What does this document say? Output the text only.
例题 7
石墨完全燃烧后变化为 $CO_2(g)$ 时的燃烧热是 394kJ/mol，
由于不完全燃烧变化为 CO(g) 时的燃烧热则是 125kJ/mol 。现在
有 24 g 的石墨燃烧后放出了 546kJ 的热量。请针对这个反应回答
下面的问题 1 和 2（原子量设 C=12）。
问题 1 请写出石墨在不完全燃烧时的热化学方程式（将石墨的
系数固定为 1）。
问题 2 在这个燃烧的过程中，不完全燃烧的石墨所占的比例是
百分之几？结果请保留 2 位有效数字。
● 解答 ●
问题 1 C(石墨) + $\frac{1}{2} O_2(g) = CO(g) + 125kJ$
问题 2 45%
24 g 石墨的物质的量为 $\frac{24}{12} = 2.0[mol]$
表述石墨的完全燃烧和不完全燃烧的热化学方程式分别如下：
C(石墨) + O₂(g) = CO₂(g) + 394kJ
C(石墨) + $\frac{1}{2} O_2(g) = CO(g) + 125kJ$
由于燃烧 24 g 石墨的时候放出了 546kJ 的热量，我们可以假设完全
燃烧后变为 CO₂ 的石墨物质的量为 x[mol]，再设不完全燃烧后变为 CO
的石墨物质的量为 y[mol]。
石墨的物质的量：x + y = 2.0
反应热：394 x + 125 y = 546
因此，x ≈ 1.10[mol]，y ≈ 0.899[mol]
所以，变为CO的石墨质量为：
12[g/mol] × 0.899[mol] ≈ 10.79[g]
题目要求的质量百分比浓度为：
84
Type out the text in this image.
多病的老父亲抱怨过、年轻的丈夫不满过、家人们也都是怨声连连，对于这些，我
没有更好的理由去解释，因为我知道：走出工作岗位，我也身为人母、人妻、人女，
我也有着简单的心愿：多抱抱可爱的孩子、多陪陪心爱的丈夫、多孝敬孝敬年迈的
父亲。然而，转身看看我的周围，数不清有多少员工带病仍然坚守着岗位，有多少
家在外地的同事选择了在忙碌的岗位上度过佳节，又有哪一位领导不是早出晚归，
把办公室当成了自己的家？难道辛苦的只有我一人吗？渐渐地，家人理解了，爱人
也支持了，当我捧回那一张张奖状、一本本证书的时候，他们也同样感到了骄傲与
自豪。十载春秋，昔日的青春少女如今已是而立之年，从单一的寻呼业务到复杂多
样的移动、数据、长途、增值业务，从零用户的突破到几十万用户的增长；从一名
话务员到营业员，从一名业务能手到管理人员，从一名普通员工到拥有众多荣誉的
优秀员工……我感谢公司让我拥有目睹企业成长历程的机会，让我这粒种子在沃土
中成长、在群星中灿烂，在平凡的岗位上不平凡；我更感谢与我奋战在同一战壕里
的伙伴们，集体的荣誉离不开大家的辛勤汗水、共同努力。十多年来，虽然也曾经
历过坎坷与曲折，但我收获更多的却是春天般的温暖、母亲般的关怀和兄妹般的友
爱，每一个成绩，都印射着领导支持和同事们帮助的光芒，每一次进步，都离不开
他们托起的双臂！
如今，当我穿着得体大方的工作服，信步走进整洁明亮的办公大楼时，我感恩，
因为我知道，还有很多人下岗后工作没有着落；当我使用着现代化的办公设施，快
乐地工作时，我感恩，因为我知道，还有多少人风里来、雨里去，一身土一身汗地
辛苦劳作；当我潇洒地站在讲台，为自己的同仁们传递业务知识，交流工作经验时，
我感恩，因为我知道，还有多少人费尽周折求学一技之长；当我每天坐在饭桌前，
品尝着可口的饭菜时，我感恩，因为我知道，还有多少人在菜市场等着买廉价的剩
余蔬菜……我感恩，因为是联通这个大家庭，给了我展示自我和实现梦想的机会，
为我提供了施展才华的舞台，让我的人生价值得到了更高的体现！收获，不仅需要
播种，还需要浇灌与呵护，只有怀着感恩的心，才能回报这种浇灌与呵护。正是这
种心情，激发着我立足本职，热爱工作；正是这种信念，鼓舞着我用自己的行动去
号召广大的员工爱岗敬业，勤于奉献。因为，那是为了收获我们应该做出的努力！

+ + + +

## [The task]
Reproduce every line above without error.

## [Complete response]
What does this document say? Output the text only.
例题 7
石墨完全燃烧后变化为 $CO_2(g)$ 时的燃烧热是 394kJ/mol，
由于不完全燃烧变化为 CO(g) 时的燃烧热则是 125kJ/mol 。现在
有 24 g 的石墨燃烧后放出了 546kJ 的热量。请针对这个反应回答
下面的问题 1 和 2（原子量设 C=12）。
问题 1 请写出石墨在不完全燃烧时的热化学方程式（将石墨的
系数固定为 1）。
问题 2 在这个燃烧的过程中，不完全燃烧的石墨所占的比例是
百分之几？结果请保留 2 位有效数字。
● 解答 ●
问题 1 C(石墨) + $\frac{1}{2} O_2(g) = CO(g) + 125kJ$
问题 2 45%
24 g 石墨的物质的量为 $\frac{24}{12} = 2.0[mol]$
表述石墨的完全燃烧和不完全燃烧的热化学方程式分别如下：
C(石墨) + O₂(g) = CO₂(g) + 394kJ
C(石墨) + $\frac{1}{2} O_2(g) = CO(g) + 125kJ$
由于燃烧 24 g 石墨的时候放出了 546kJ 的热量，我们可以假设完全
燃烧后变为 CO₂ 的石墨物质的量为 x[mol]，再设不完全燃烧后变为 CO
的石墨物质的量为 y[mol]。
石墨的物质的量：x + y = 2.0
反应热：394 x + 125 y = 546
因此，x ≈ 1.10[mol]，y ≈ 0.899[mol]
所以，变为CO的石墨质量为：
12[g/mol] × 0.899[mol] ≈ 10.79[g]
题目要求的质量百分比浓度为：
84
Type out the text in this image.
多病的老父亲抱怨过、年轻的丈夫不满过、家人们也都是怨声连连，对于这些，我
没有更好的理由去解释，因为我知道：走出工作岗位，我也身为人母、人妻、人女，
我也有着简单的心愿：多抱抱可爱的孩子、多陪陪心爱的丈夫、多孝敬孝敬年迈的
父亲。然而，转身看看我的周围，数不清有多少员工带病仍然坚守着岗位，有多少
家在外地的同事选择了在忙碌的岗位上度过佳节，又有哪一位领导不是早出晚归，
把办公室当成了自己的家？难道辛苦的只有我一人吗？渐渐地，家人理解了，爱人
也支持了，当我捧回那一张张奖状、一本本证书的时候，他们也同样感到了骄傲与
自豪。十载春秋，昔日的青春少女如今已是而立之年，从单一的寻呼业务到复杂多
样的移动、数据、长途、增值业务，从零用户的突破到几十万用户的增长；从一名
话务员到营业员，从一名业务能手到管理人员，从一名普通员工到拥有众多荣誉的
优秀员工……我感谢公司让我拥有目睹企业成长历程的机会，让我这粒种子在沃土
中成长、在群星中灿烂，在平凡的岗位上不平凡；我更感谢与我奋战在同一战壕里
的伙伴们，集体的荣誉离不开大家的辛勤汗水、共同努力。十多年来，虽然也曾经
历过坎坷与曲折，但我收获更多的却是春天般的温暖、母亲般的关怀和兄妹般的友
爱，每一个成绩，都印射着领导支持和同事们帮助的光芒，每一次进步，都离不开
他们托起的双臂！
如今，当我穿着得体大方的工作服，信步走进整洁明亮的办公大楼时，我感恩，
因为我知道，还有很多人下岗后工作没有着落；当我使用着现代化的办公设施，快
乐地工作时，我感恩，因为我知道，还有多少人风里来、雨里去，一身土一身汗地
辛苦劳作；当我潇洒地站在讲台，为自己的同仁们传递业务知识，交流工作经验时，
我感恩，因为我知道，还有多少人费尽周折求学一技之长；当我每天坐在饭桌前，
品尝着可口的饭菜时，我感恩，因为我知道，还有多少人在菜市场等着买廉价的剩
余蔬菜……我感恩，因为是联通这个大家庭，给了我展示自我和实现梦想的机会，
为我提供了施展才华的舞台，让我的人生价值得到了更高的体现！收获，不仅需要
播种，还需要浇灌与呵护，只有怀着感恩的心，才能回报这种浇灌与呵护。正是这
种心情，激发着我立足本职，热爱工作；正是这种信念，鼓舞着我用自己的行动去
号召广大的员工爱岗敬业，勤于奉献。因为，那是为了收获我们应该做出的努力！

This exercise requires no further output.